SET TASK: Return each entry exactly, with none missing.

THE DATA:
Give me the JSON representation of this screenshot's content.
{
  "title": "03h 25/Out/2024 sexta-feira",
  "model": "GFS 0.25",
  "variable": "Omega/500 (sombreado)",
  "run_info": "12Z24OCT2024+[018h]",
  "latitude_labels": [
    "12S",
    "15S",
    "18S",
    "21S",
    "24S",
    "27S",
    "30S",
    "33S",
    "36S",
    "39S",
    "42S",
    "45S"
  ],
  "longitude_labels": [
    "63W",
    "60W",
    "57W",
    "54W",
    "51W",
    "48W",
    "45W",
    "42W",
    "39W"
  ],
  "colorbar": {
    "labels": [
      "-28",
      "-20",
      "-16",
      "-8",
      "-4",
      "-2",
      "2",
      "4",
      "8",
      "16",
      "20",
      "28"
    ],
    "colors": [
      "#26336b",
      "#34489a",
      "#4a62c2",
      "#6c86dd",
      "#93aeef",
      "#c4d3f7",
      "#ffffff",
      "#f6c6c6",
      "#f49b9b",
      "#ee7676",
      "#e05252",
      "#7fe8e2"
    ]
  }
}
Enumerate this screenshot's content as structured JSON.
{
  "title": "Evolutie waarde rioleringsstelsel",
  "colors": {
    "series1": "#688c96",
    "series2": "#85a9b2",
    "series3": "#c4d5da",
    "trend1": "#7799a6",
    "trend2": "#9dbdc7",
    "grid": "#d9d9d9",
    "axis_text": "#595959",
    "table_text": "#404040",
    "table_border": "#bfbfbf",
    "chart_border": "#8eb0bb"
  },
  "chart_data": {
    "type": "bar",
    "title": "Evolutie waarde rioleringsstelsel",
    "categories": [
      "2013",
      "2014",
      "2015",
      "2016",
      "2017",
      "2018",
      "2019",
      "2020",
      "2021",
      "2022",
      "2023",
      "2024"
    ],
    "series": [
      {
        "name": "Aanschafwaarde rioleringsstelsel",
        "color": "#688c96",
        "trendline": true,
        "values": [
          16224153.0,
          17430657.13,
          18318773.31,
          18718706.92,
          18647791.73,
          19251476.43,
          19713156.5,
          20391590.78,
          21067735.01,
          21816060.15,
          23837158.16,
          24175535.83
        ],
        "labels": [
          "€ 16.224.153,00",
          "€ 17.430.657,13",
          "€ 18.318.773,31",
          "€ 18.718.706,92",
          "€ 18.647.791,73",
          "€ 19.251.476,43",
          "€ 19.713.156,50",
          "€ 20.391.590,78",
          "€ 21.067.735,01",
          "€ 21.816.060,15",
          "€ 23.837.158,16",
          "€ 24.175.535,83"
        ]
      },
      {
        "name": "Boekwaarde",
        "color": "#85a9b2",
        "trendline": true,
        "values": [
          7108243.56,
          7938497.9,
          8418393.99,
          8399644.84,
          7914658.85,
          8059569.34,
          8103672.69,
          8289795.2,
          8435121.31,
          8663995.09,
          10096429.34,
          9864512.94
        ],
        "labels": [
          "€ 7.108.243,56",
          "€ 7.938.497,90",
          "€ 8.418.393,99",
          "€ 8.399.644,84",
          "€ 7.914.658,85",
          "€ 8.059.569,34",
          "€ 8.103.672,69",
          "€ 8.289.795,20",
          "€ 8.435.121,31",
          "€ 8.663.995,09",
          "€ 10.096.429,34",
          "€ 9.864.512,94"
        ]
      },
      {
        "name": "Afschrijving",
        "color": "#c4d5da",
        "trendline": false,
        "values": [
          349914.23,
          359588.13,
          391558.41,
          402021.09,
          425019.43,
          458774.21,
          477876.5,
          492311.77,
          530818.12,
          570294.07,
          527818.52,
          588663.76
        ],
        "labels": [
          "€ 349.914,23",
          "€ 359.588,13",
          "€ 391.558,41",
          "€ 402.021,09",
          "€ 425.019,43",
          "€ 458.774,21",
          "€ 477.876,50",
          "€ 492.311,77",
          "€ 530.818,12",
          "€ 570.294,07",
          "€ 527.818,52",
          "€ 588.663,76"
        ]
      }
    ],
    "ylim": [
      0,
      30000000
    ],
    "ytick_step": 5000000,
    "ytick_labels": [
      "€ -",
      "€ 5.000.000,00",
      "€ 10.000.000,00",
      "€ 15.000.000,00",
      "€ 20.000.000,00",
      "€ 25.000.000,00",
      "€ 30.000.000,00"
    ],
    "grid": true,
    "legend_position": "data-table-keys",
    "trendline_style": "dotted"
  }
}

SOLUTION FOR THIS EXERCISE:
Give me the JSON representation of this screenshot's content.
{
  "title": "03h 25/Out/2024 sexta-feira",
  "model": "GFS 0.25",
  "variable": "Omega/500 (sombreado)",
  "run_info": "12Z24OCT2024+[018h]",
  "latitude_labels": [
    "12S",
    "15S",
    "18S",
    "21S",
    "24S",
    "27S",
    "30S",
    "33S",
    "36S",
    "39S",
    "42S",
    "45S"
  ],
  "longitude_labels": [
    "63W",
    "60W",
    "57W",
    "54W",
    "51W",
    "48W",
    "45W",
    "42W",
    "39W"
  ],
  "colorbar": {
    "labels": [
      "-28",
      "-20",
      "-16",
      "-8",
      "-4",
      "-2",
      "2",
      "4",
      "8",
      "16",
      "20",
      "28"
    ],
    "colors": [
      "#26336b",
      "#34489a",
      "#4a62c2",
      "#6c86dd",
      "#93aeef",
      "#c4d3f7",
      "#ffffff",
      "#f6c6c6",
      "#f49b9b",
      "#ee7676",
      "#e05252",
      "#7fe8e2"
    ]
  }
}
Enumerate this screenshot's content as structured JSON.
{
  "title": "Evolutie waarde rioleringsstelsel",
  "colors": {
    "series1": "#688c96",
    "series2": "#85a9b2",
    "series3": "#c4d5da",
    "trend1": "#7799a6",
    "trend2": "#9dbdc7",
    "grid": "#d9d9d9",
    "axis_text": "#595959",
    "table_text": "#404040",
    "table_border": "#bfbfbf",
    "chart_border": "#8eb0bb"
  },
  "chart_data": {
    "type": "bar",
    "title": "Evolutie waarde rioleringsstelsel",
    "categories": [
      "2013",
      "2014",
      "2015",
      "2016",
      "2017",
      "2018",
      "2019",
      "2020",
      "2021",
      "2022",
      "2023",
      "2024"
    ],
    "series": [
      {
        "name": "Aanschafwaarde rioleringsstelsel",
        "color": "#688c96",
        "trendline": true,
        "values": [
          16224153.0,
          17430657.13,
          18318773.31,
          18718706.92,
          18647791.73,
          19251476.43,
          19713156.5,
          20391590.78,
          21067735.01,
          21816060.15,
          23837158.16,
          24175535.83
        ],
        "labels": [
          "€ 16.224.153,00",
          "€ 17.430.657,13",
          "€ 18.318.773,31",
          "€ 18.718.706,92",
          "€ 18.647.791,73",
          "€ 19.251.476,43",
          "€ 19.713.156,50",
          "€ 20.391.590,78",
          "€ 21.067.735,01",
          "€ 21.816.060,15",
          "€ 23.837.158,16",
          "€ 24.175.535,83"
        ]
      },
      {
        "name": "Boekwaarde",
        "color": "#85a9b2",
        "trendline": true,
        "values": [
          7108243.56,
          7938497.9,
          8418393.99,
          8399644.84,
          7914658.85,
          8059569.34,
          8103672.69,
          8289795.2,
          8435121.31,
          8663995.09,
          10096429.34,
          9864512.94
        ],
        "labels": [
          "€ 7.108.243,56",
          "€ 7.938.497,90",
          "€ 8.418.393,99",
          "€ 8.399.644,84",
          "€ 7.914.658,85",
          "€ 8.059.569,34",
          "€ 8.103.672,69",
          "€ 8.289.795,20",
          "€ 8.435.121,31",
          "€ 8.663.995,09",
          "€ 10.096.429,34",
          "€ 9.864.512,94"
        ]
      },
      {
        "name": "Afschrijving",
        "color": "#c4d5da",
        "trendline": false,
        "values": [
          349914.23,
          359588.13,
          391558.41,
          402021.09,
          425019.43,
          458774.21,
          477876.5,
          492311.77,
          530818.12,
          570294.07,
          527818.52,
          588663.76
        ],
        "labels": [
          "€ 349.914,23",
          "€ 359.588,13",
          "€ 391.558,41",
          "€ 402.021,09",
          "€ 425.019,43",
          "€ 458.774,21",
          "€ 477.876,50",
          "€ 492.311,77",
          "€ 530.818,12",
          "€ 570.294,07",
          "€ 527.818,52",
          "€ 588.663,76"
        ]
      }
    ],
    "ylim": [
      0,
      30000000
    ],
    "ytick_step": 5000000,
    "ytick_labels": [
      "€ -",
      "€ 5.000.000,00",
      "€ 10.000.000,00",
      "€ 15.000.000,00",
      "€ 20.000.000,00",
      "€ 25.000.000,00",
      "€ 30.000.000,00"
    ],
    "grid": true,
    "legend_position": "data-table-keys",
    "trendline_style": "dotted"
  }
}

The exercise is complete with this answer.